Each entry below is to be transcribed exactly.

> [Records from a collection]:

· · · ·

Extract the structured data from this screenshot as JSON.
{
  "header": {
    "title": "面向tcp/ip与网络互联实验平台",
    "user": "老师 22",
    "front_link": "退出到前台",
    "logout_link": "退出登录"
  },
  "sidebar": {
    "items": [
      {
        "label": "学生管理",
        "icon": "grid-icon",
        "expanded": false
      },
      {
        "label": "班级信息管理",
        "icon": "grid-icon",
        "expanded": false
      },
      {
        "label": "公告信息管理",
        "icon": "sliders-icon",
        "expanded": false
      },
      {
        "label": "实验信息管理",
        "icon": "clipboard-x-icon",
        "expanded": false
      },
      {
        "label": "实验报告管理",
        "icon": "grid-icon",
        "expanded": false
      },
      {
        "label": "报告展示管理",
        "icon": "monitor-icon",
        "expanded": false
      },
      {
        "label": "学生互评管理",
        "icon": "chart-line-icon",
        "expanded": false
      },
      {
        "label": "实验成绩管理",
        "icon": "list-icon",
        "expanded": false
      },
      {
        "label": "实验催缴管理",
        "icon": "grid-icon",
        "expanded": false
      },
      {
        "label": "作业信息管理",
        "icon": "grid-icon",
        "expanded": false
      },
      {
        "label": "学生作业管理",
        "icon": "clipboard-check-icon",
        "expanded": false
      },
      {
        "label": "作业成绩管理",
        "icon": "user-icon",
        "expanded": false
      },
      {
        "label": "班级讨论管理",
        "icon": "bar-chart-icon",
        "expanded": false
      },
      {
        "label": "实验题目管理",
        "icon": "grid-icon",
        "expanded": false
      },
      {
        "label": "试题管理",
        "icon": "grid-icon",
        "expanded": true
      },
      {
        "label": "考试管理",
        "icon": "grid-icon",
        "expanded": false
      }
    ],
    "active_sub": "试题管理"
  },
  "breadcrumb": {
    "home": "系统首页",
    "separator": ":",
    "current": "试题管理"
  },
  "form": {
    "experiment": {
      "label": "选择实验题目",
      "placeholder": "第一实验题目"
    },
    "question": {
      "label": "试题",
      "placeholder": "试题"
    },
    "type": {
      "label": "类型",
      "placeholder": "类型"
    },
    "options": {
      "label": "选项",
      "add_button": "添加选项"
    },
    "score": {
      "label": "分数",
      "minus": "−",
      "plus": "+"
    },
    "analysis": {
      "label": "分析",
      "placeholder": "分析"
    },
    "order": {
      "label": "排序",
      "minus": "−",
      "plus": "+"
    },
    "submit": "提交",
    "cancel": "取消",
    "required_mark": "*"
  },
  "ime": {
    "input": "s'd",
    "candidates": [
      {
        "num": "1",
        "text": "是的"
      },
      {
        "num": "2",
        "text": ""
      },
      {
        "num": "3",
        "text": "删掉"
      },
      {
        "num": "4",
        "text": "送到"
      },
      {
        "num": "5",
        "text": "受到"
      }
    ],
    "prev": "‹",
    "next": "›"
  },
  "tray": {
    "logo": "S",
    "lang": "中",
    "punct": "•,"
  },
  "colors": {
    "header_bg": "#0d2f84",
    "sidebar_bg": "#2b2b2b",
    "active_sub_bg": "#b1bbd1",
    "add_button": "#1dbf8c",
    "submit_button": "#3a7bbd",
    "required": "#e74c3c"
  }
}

· · · ·

> [Task response]:
Extract the structured data from this screenshot as JSON.
{
  "header": {
    "title": "面向tcp/ip与网络互联实验平台",
    "user": "老师 22",
    "front_link": "退出到前台",
    "logout_link": "退出登录"
  },
  "sidebar": {
    "items": [
      {
        "label": "学生管理",
        "icon": "grid-icon",
        "expanded": false
      },
      {
        "label": "班级信息管理",
        "icon": "grid-icon",
        "expanded": false
      },
      {
        "label": "公告信息管理",
        "icon": "sliders-icon",
        "expanded": false
      },
      {
        "label": "实验信息管理",
        "icon": "clipboard-x-icon",
        "expanded": false
      },
      {
        "label": "实验报告管理",
        "icon": "grid-icon",
        "expanded": false
      },
      {
        "label": "报告展示管理",
        "icon": "monitor-icon",
        "expanded": false
      },
      {
        "label": "学生互评管理",
        "icon": "chart-line-icon",
        "expanded": false
      },
      {
        "label": "实验成绩管理",
        "icon": "list-icon",
        "expanded": false
      },
      {
        "label": "实验催缴管理",
        "icon": "grid-icon",
        "expanded": false
      },
      {
        "label": "作业信息管理",
        "icon": "grid-icon",
        "expanded": false
      },
      {
        "label": "学生作业管理",
        "icon": "clipboard-check-icon",
        "expanded": false
      },
      {
        "label": "作业成绩管理",
        "icon": "user-icon",
        "expanded": false
      },
      {
        "label": "班级讨论管理",
        "icon": "bar-chart-icon",
        "expanded": false
      },
      {
        "label": "实验题目管理",
        "icon": "grid-icon",
        "expanded": false
      },
      {
        "label": "试题管理",
        "icon": "grid-icon",
        "expanded": true
      },
      {
        "label": "考试管理",
        "icon": "grid-icon",
        "expanded": false
      }
    ],
    "active_sub": "试题管理"
  },
  "breadcrumb": {
    "home": "系统首页",
    "separator": ":",
    "current": "试题管理"
  },
  "form": {
    "experiment": {
      "label": "选择实验题目",
      "placeholder": "第一实验题目"
    },
    "question": {
      "label": "试题",
      "placeholder": "试题"
    },
    "type": {
      "label": "类型",
      "placeholder": "类型"
    },
    "options": {
      "label": "选项",
      "add_button": "添加选项"
    },
    "score": {
      "label": "分数",
      "minus": "−",
      "plus": "+"
    },
    "analysis": {
      "label": "分析",
      "placeholder": "分析"
    },
    "order": {
      "label": "排序",
      "minus": "−",
      "plus": "+"
    },
    "submit": "提交",
    "cancel": "取消",
    "required_mark": "*"
  },
  "ime": {
    "input": "s'd",
    "candidates": [
      {
        "num": "1",
        "text": "是的"
      },
      {
        "num": "2",
        "text": ""
      },
      {
        "num": "3",
        "text": "删掉"
      },
      {
        "num": "4",
        "text": "送到"
      },
      {
        "num": "5",
        "text": "受到"
      }
    ],
    "prev": "‹",
    "next": "›"
  },
  "tray": {
    "logo": "S",
    "lang": "中",
    "punct": "•,"
  },
  "colors": {
    "header_bg": "#0d2f84",
    "sidebar_bg": "#2b2b2b",
    "active_sub_bg": "#b1bbd1",
    "add_button": "#1dbf8c",
    "submit_button": "#3a7bbd",
    "required": "#e74c3c"
  }
}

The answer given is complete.